## What the task requires
Copy the lines of the listing below exactly, starting at the line containing "data-point: [430, 313, 431, 314]" and ending at the line containing "y-tick-label: 15.6: [538, 123, 565, 139]".

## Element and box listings

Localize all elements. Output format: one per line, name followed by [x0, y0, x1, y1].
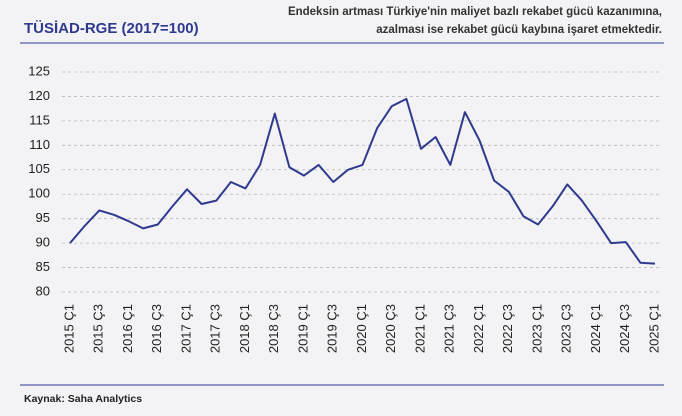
- y-tick-label: 85: [36, 259, 50, 274]
- x-tick-label: 2025 Ç1: [646, 304, 661, 353]
- x-tick-label: 2016 Ç1: [120, 304, 135, 353]
- y-tick-label: 115: [29, 112, 50, 127]
- y-tick-label: 80: [36, 283, 50, 298]
- x-tick-label: 2023 Ç3: [559, 304, 574, 353]
- data-line: [69, 97, 656, 265]
- x-tick-label: 2021 Ç3: [442, 304, 457, 353]
- x-tick-label: 2017 Ç3: [208, 304, 223, 353]
- x-tick-label: 2020 Ç3: [383, 304, 398, 353]
- y-tick-label: 110: [29, 137, 50, 152]
- x-tick-label: 2022 Ç1: [471, 304, 486, 353]
- subtitle: azalması ise rekabet gücü kaybına işaret…: [376, 24, 662, 36]
- x-tick-label: 2023 Ç1: [529, 304, 544, 353]
- subtitle: Endeksin artması Türkiye'nin maliyet baz…: [288, 6, 662, 18]
- x-tick-label: 2017 Ç1: [178, 304, 193, 353]
- x-tick-label: 2022 Ç3: [500, 304, 515, 353]
- y-tick-label: 120: [28, 88, 50, 103]
- y-tick-label: 125: [28, 63, 50, 78]
- source: Kaynak: Saha Analytics: [24, 393, 142, 405]
- y-tick-label: 100: [28, 186, 50, 201]
- chart-title: TÜSİAD-RGE (2017=100): [24, 20, 199, 37]
- x-tick-label: 2019 Ç1: [295, 304, 310, 353]
- x-tick-label: 2018 Ç1: [237, 304, 252, 353]
- y-tick-label: 90: [36, 235, 50, 250]
- x-tick-label: 2024 Ç1: [588, 304, 603, 353]
- x-tick-label: 2016 Ç3: [149, 304, 164, 353]
- x-tick-label: 2024 Ç3: [617, 304, 632, 353]
- x-tick-label: 2015 Ç1: [61, 304, 76, 353]
- y-tick-label: 105: [28, 161, 50, 176]
- x-tick-label: 2018 Ç3: [266, 304, 281, 353]
- y-tick-label: 95: [36, 210, 50, 225]
- x-tick-label: 2015 Ç3: [91, 304, 106, 353]
- x-tick-label: 2019 Ç3: [325, 304, 340, 353]
- x-tick-label: 2020 Ç1: [354, 304, 369, 353]
- x-tick-label: 2021 Ç1: [412, 304, 427, 353]
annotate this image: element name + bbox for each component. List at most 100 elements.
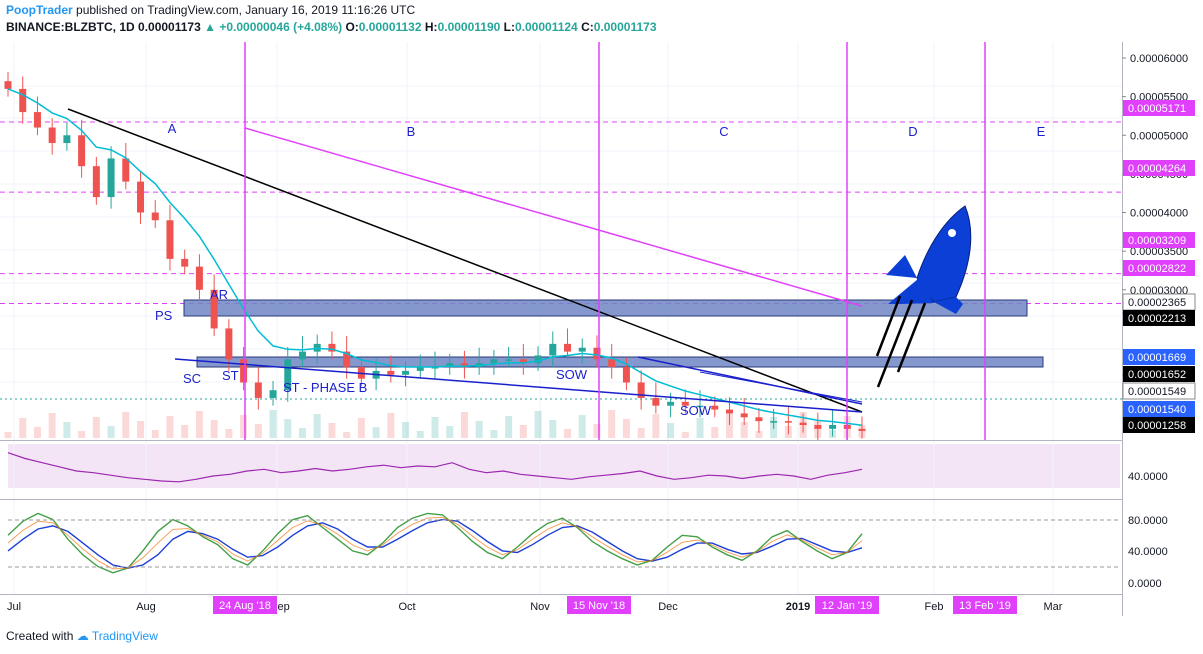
author-name[interactable]: PoopTrader: [6, 3, 73, 17]
candle-body: [608, 359, 616, 368]
candle-body: [505, 359, 513, 361]
candle-body: [63, 135, 71, 143]
time-tick: 2019: [786, 601, 810, 613]
volume-bar: [740, 422, 748, 438]
symbol-line: BINANCE:BLZBTC, 1D 0.00001173 ▲ +0.00000…: [6, 20, 657, 34]
publish-line: PoopTrader published on TradingView.com,…: [6, 3, 415, 17]
volume-bar: [195, 411, 203, 438]
time-axis[interactable]: Jul Aug Sep Oct Nov Dec 2019 Feb Mar: [7, 601, 1063, 613]
phase-label-e: E: [1037, 124, 1046, 139]
volume-bar: [269, 410, 277, 438]
phase-label-c: C: [719, 124, 728, 139]
candle-body: [681, 401, 689, 406]
time-tick: Mar: [1044, 601, 1063, 613]
volume-bar: [681, 432, 689, 438]
volume-bar: [475, 421, 483, 438]
price-label-text: 0.00002822: [1128, 263, 1186, 275]
price-label-box: [1123, 417, 1195, 433]
low-value: 0.00001124: [514, 20, 578, 34]
candle-body: [578, 347, 586, 352]
volume-bar: [431, 417, 439, 438]
volume-bar: [725, 413, 733, 438]
candle-body: [78, 135, 86, 167]
wedge-mid-line: [699, 371, 863, 403]
price-labels: 0.00005171 0.00004264 0.00003209 0.00002822…: [1122, 100, 1196, 433]
candle-body: [564, 343, 572, 352]
candle-body: [829, 425, 837, 429]
candle-body: [490, 359, 498, 364]
price-label-box: [1123, 349, 1195, 365]
volume-bar: [19, 418, 27, 438]
stoch-tick: 0.0000: [1128, 578, 1162, 590]
candle-body: [387, 370, 395, 375]
volume-bar: [416, 431, 424, 438]
price-label-box: [1123, 160, 1195, 176]
candle-body: [711, 405, 719, 410]
stochastic-k-line: [7, 512, 863, 574]
tradingview-brand[interactable]: TradingView: [91, 629, 158, 643]
volume-bar: [608, 410, 616, 438]
candle-body: [446, 363, 454, 368]
volume-bar: [696, 418, 704, 438]
volume-bar: [328, 423, 336, 438]
candle-body: [269, 390, 277, 398]
phase-label-d: D: [908, 124, 917, 139]
candle-body: [725, 409, 733, 414]
volume-bar: [446, 426, 454, 438]
candle-body: [416, 367, 424, 371]
moving-average-line: [244, 127, 863, 307]
candle-body: [195, 266, 203, 290]
price-label-text: 0.00002365: [1128, 297, 1186, 309]
oscillator-axis[interactable]: 40.0000 80.0000 40.0000 0.0000: [1128, 471, 1168, 590]
candle-body: [4, 81, 12, 89]
stoch-tick: 40.0000: [1128, 546, 1168, 558]
volume-bar: [33, 427, 41, 438]
annotation-sc: SC: [183, 371, 201, 386]
low-label: L:: [503, 20, 515, 34]
price-tick: 0.00003500: [1130, 246, 1188, 258]
volume-bar: [372, 427, 380, 438]
price-label-box: [1123, 310, 1195, 326]
volume-bar: [122, 412, 130, 438]
up-arrow-icon: ▲: [204, 20, 216, 34]
time-tick: Jul: [7, 601, 21, 613]
rsi-band: [8, 444, 1120, 488]
volume-bar: [92, 417, 100, 438]
date-flag-text: 24 Aug '18: [219, 600, 271, 612]
stoch-pane[interactable]: [0, 500, 1122, 595]
candle-body: [19, 88, 27, 113]
rsi-tick: 40.0000: [1128, 471, 1168, 483]
candle-body: [770, 421, 778, 423]
rsi-line: [7, 452, 863, 483]
candle-body: [799, 422, 807, 425]
candle-body: [534, 355, 542, 364]
volume-bar: [210, 420, 218, 438]
date-flag-text: 13 Feb '19: [959, 600, 1011, 612]
date-flags: 24 Aug '18 15 Nov '18 12 Jan '19 13 Feb '19: [213, 596, 1017, 614]
volume-bar: [637, 428, 645, 438]
candle-body: [181, 258, 189, 267]
annotation-ar: AR: [210, 287, 228, 302]
candle-body: [343, 351, 351, 368]
candle-body: [622, 367, 630, 383]
volume-bar: [460, 412, 468, 438]
stoch-tick: 80.0000: [1128, 515, 1168, 527]
candle-body: [519, 359, 527, 364]
volume-bar: [343, 432, 351, 438]
price-label-text: 0.00005171: [1128, 103, 1186, 115]
volume-bar: [622, 419, 630, 438]
volume-bar: [151, 430, 159, 438]
candle-body: [696, 405, 704, 408]
volume-bar: [298, 428, 306, 438]
annotation-sow-2: SOW: [680, 403, 712, 418]
phase-label-b: B: [407, 124, 416, 139]
candle-body: [593, 347, 601, 360]
candle-body: [151, 212, 159, 221]
time-tick: Aug: [136, 601, 156, 613]
volume-bar: [137, 421, 145, 438]
close-label: C:: [581, 20, 594, 34]
volume-bar: [652, 414, 660, 438]
annotation-st: ST: [222, 368, 239, 383]
volume-bar: [357, 418, 365, 438]
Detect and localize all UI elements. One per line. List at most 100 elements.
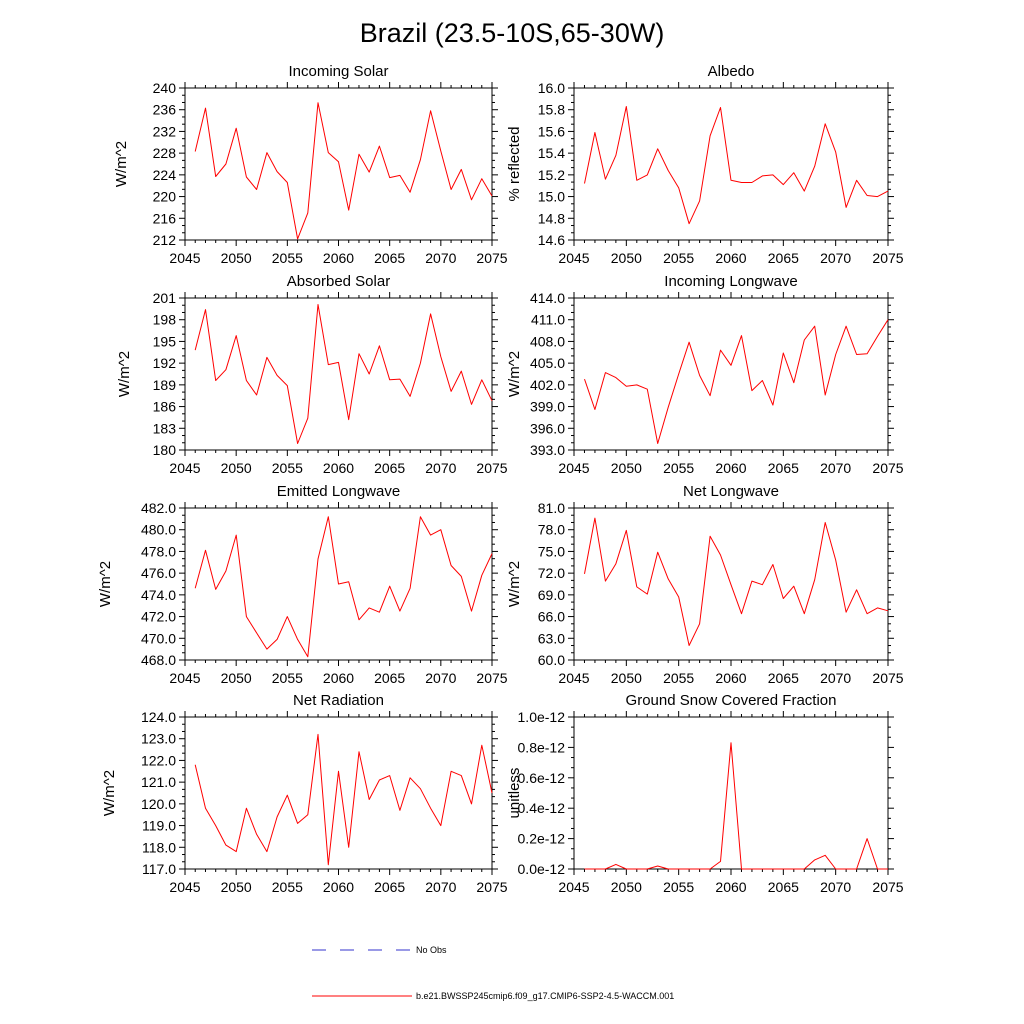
data-point: [430, 313, 431, 314]
data-point: [626, 530, 627, 531]
data-point: [657, 148, 658, 149]
x-tick-label: 2055: [663, 250, 694, 266]
data-point: [348, 847, 349, 848]
data-point: [256, 632, 257, 633]
y-tick-label: 408.0: [530, 333, 565, 349]
data-point: [328, 864, 329, 865]
data-point: [338, 583, 339, 584]
x-tick-label: 2045: [169, 250, 200, 266]
chart-ground-snow-covered-fraction: Ground Snow Covered Fraction 2045 2050 2055…: [506, 692, 904, 895]
data-point: [491, 400, 492, 401]
data-point: [287, 795, 288, 796]
x-tick-label: 2075: [872, 879, 903, 895]
y-tick-label: 0.8e-12: [518, 739, 566, 755]
data-point: [410, 777, 411, 778]
chart-net-longwave: Net Longwave 2045 2050 2055 2060 2065 2070 2075…: [506, 483, 904, 686]
y-tick-label: 228: [153, 145, 177, 161]
data-point: [338, 771, 339, 772]
y-tick-label: 476.0: [141, 565, 176, 581]
data-point: [793, 868, 794, 869]
data-point: [440, 529, 441, 530]
data-point: [710, 868, 711, 869]
y-tick-label: 472.0: [141, 609, 176, 625]
data-point: [451, 391, 452, 392]
y-tick-label: 405.0: [530, 355, 565, 371]
y-tick-label: 75.0: [538, 543, 565, 559]
data-point: [451, 771, 452, 772]
data-point: [751, 581, 752, 582]
data-point: [399, 611, 400, 612]
data-point: [491, 195, 492, 196]
data-point: [793, 172, 794, 173]
y-tick-label: 117.0: [142, 861, 176, 877]
data-point: [762, 584, 763, 585]
y-tick-label: 15.6: [538, 123, 565, 139]
data-point: [236, 851, 237, 852]
y-tick-label: 240: [153, 80, 177, 96]
panel-title: Emitted Longwave: [277, 483, 400, 500]
data-point: [369, 172, 370, 173]
data-point: [835, 152, 836, 153]
panel-title: Absorbed Solar: [287, 273, 390, 290]
plot-frame: [573, 297, 889, 451]
data-point: [369, 607, 370, 608]
data-point: [804, 191, 805, 192]
data-point: [689, 645, 690, 646]
data-point: [835, 868, 836, 869]
series-line: [194, 102, 493, 240]
y-tick-label: 232: [153, 123, 177, 139]
series-line: [584, 742, 888, 870]
data-point: [657, 552, 658, 553]
data-point: [379, 779, 380, 780]
x-tick-label: 2050: [611, 670, 642, 686]
data-point: [328, 516, 329, 517]
data-point: [835, 560, 836, 561]
page-title: Brazil (23.5-10S,65-30W): [360, 18, 665, 48]
x-tick-label: 2065: [374, 250, 405, 266]
data-point: [720, 350, 721, 351]
y-tick-label: 212: [153, 232, 177, 248]
data-point: [804, 868, 805, 869]
data-point: [647, 594, 648, 595]
data-point: [461, 775, 462, 776]
y-tick-label: 478.0: [141, 543, 176, 559]
chart-incoming-longwave: Incoming Longwave 2045 2050 2055 2060 2065 207…: [506, 273, 904, 476]
data-point: [389, 775, 390, 776]
x-tick-label: 2045: [558, 460, 589, 476]
x-tick-label: 2050: [611, 879, 642, 895]
data-point: [297, 639, 298, 640]
data-point: [205, 808, 206, 809]
chart-net-radiation: Net Radiation 2045 2050 2055 2060 2065 2070 207…: [101, 692, 508, 895]
data-point: [307, 418, 308, 419]
y-axis-label: W/m^2: [101, 770, 118, 816]
data-point: [236, 535, 237, 536]
data-point: [287, 616, 288, 617]
x-tick-label: 2045: [558, 879, 589, 895]
data-point: [317, 304, 318, 305]
x-tick-label: 2070: [425, 879, 456, 895]
data-point: [328, 364, 329, 365]
data-point: [594, 132, 595, 133]
data-point: [358, 619, 359, 620]
data-point: [720, 861, 721, 862]
x-tick-label: 2055: [272, 879, 303, 895]
data-point: [814, 166, 815, 167]
data-point: [236, 335, 237, 336]
y-tick-label: 201: [153, 290, 177, 306]
x-tick-label: 2075: [476, 879, 507, 895]
y-tick-label: 16.0: [538, 80, 565, 96]
series-line: [194, 733, 493, 866]
y-tick-label: 78.0: [538, 522, 565, 538]
data-point: [317, 734, 318, 735]
data-point: [856, 868, 857, 869]
data-point: [867, 613, 868, 614]
x-tick-label: 2065: [374, 670, 405, 686]
data-point: [636, 180, 637, 181]
data-point: [471, 803, 472, 804]
y-tick-label: 0.0e-12: [518, 861, 566, 877]
x-tick-label: 2050: [611, 460, 642, 476]
x-tick-label: 2070: [820, 670, 851, 686]
data-point: [594, 409, 595, 410]
data-point: [741, 335, 742, 336]
data-point: [887, 610, 888, 611]
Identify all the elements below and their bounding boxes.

## The completed task
data-point: [430, 313, 431, 314]
data-point: [626, 530, 627, 531]
data-point: [657, 148, 658, 149]
x-tick-label: 2055: [663, 250, 694, 266]
data-point: [348, 847, 349, 848]
data-point: [256, 632, 257, 633]
y-tick-label: 408.0: [530, 333, 565, 349]
data-point: [328, 864, 329, 865]
data-point: [338, 583, 339, 584]
x-tick-label: 2045: [169, 250, 200, 266]
chart-ground-snow-covered-fraction: Ground Snow Covered Fraction 2045 2050 2055…: [506, 692, 904, 895]
data-point: [491, 400, 492, 401]
data-point: [287, 795, 288, 796]
x-tick-label: 2075: [872, 879, 903, 895]
y-tick-label: 0.8e-12: [518, 739, 566, 755]
data-point: [410, 777, 411, 778]
chart-net-longwave: Net Longwave 2045 2050 2055 2060 2065 2070 2075…: [506, 483, 904, 686]
y-tick-label: 228: [153, 145, 177, 161]
data-point: [338, 771, 339, 772]
y-tick-label: 476.0: [141, 565, 176, 581]
data-point: [793, 868, 794, 869]
data-point: [440, 529, 441, 530]
data-point: [710, 868, 711, 869]
y-tick-label: 472.0: [141, 609, 176, 625]
data-point: [451, 391, 452, 392]
y-tick-label: 405.0: [530, 355, 565, 371]
y-tick-label: 75.0: [538, 543, 565, 559]
data-point: [451, 771, 452, 772]
data-point: [751, 581, 752, 582]
data-point: [399, 611, 400, 612]
data-point: [491, 195, 492, 196]
data-point: [793, 172, 794, 173]
y-tick-label: 117.0: [142, 861, 176, 877]
data-point: [762, 584, 763, 585]
y-tick-label: 15.6: [538, 123, 565, 139]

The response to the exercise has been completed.